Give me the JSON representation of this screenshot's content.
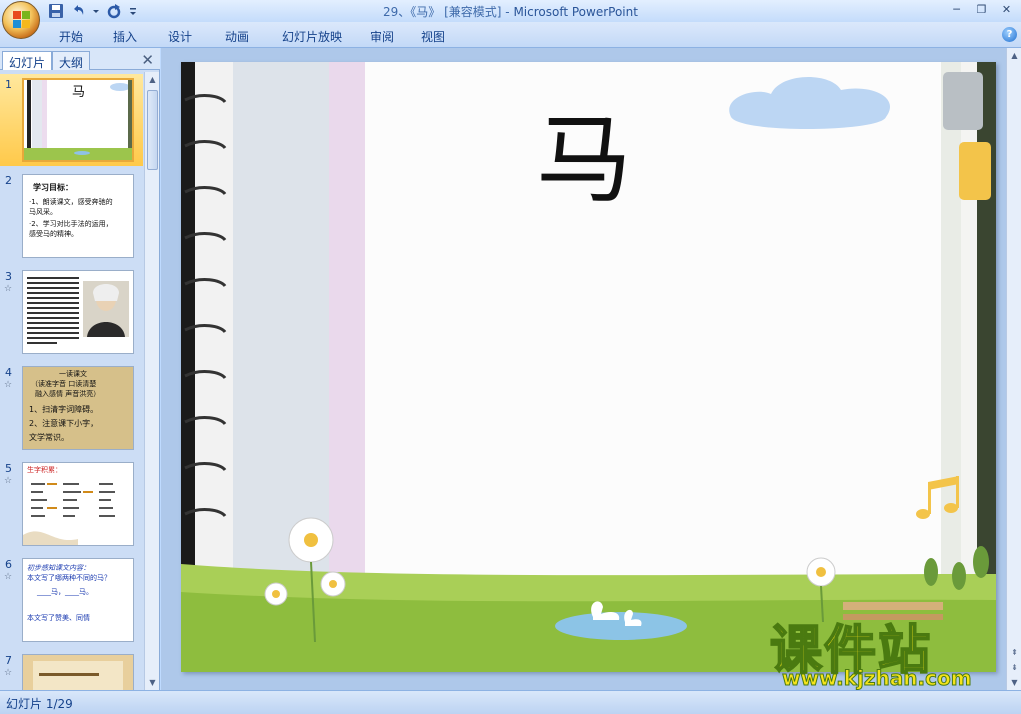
{
  "window": {
    "title_prefix": "29、《马》 [兼容模式] - ",
    "title_app": "Microsoft PowerPoint",
    "minimize": "─",
    "restore": "❐",
    "close": "✕"
  },
  "ribbon": {
    "tabs": [
      {
        "label": "开始"
      },
      {
        "label": "插入"
      },
      {
        "label": "设计"
      },
      {
        "label": "动画"
      },
      {
        "label": "幻灯片放映"
      },
      {
        "label": "审阅"
      },
      {
        "label": "视图"
      }
    ],
    "help": "?"
  },
  "left_pane": {
    "tab_slides": "幻灯片",
    "tab_outline": "大纲",
    "close": "✕",
    "thumbnails": [
      {
        "num": "1",
        "title": "马"
      },
      {
        "num": "2",
        "star": "☆",
        "lines": [
          "学习目标：",
          "·1、朗读课文，感受奔驰的",
          "  马风采。",
          "·2、学习对比手法的运用，",
          "  感受马的精神。"
        ]
      },
      {
        "num": "3",
        "star": "☆"
      },
      {
        "num": "4",
        "star": "☆",
        "lines": [
          "一读课文",
          "（读准字音  口读清楚",
          "融入感情 声音洪亮）",
          "1、扫清字词障碍。",
          "2、注意课下小字，",
          "文学常识。"
        ]
      },
      {
        "num": "5",
        "star": "☆",
        "lines": [
          "生字积累："
        ]
      },
      {
        "num": "6",
        "star": "☆",
        "lines": [
          "初步感知课文内容：",
          "本文写了哪两种不同的马？",
          "____马，____马。",
          "本文写了赞美、同情"
        ]
      },
      {
        "num": "7",
        "star": "☆"
      }
    ]
  },
  "slide": {
    "title": "马"
  },
  "watermark": {
    "brand": "课件站",
    "url": "www.kjzhan.com"
  },
  "status": {
    "slide_indicator": "幻灯片 1/29"
  }
}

____

■ Aim:
Extract all the data above exactly, excluding every picture.

■ Solution for this problem:
Give me the JSON representation of this screenshot's content.
{
  "window": {
    "title_prefix": "29、《马》 [兼容模式] - ",
    "title_app": "Microsoft PowerPoint",
    "minimize": "─",
    "restore": "❐",
    "close": "✕"
  },
  "ribbon": {
    "tabs": [
      {
        "label": "开始"
      },
      {
        "label": "插入"
      },
      {
        "label": "设计"
      },
      {
        "label": "动画"
      },
      {
        "label": "幻灯片放映"
      },
      {
        "label": "审阅"
      },
      {
        "label": "视图"
      }
    ],
    "help": "?"
  },
  "left_pane": {
    "tab_slides": "幻灯片",
    "tab_outline": "大纲",
    "close": "✕",
    "thumbnails": [
      {
        "num": "1",
        "title": "马"
      },
      {
        "num": "2",
        "star": "☆",
        "lines": [
          "学习目标：",
          "·1、朗读课文，感受奔驰的",
          "  马风采。",
          "·2、学习对比手法的运用，",
          "  感受马的精神。"
        ]
      },
      {
        "num": "3",
        "star": "☆"
      },
      {
        "num": "4",
        "star": "☆",
        "lines": [
          "一读课文",
          "（读准字音  口读清楚",
          "融入感情 声音洪亮）",
          "1、扫清字词障碍。",
          "2、注意课下小字，",
          "文学常识。"
        ]
      },
      {
        "num": "5",
        "star": "☆",
        "lines": [
          "生字积累："
        ]
      },
      {
        "num": "6",
        "star": "☆",
        "lines": [
          "初步感知课文内容：",
          "本文写了哪两种不同的马？",
          "____马，____马。",
          "本文写了赞美、同情"
        ]
      },
      {
        "num": "7",
        "star": "☆"
      }
    ]
  },
  "slide": {
    "title": "马"
  },
  "watermark": {
    "brand": "课件站",
    "url": "www.kjzhan.com"
  },
  "status": {
    "slide_indicator": "幻灯片 1/29"
  }
}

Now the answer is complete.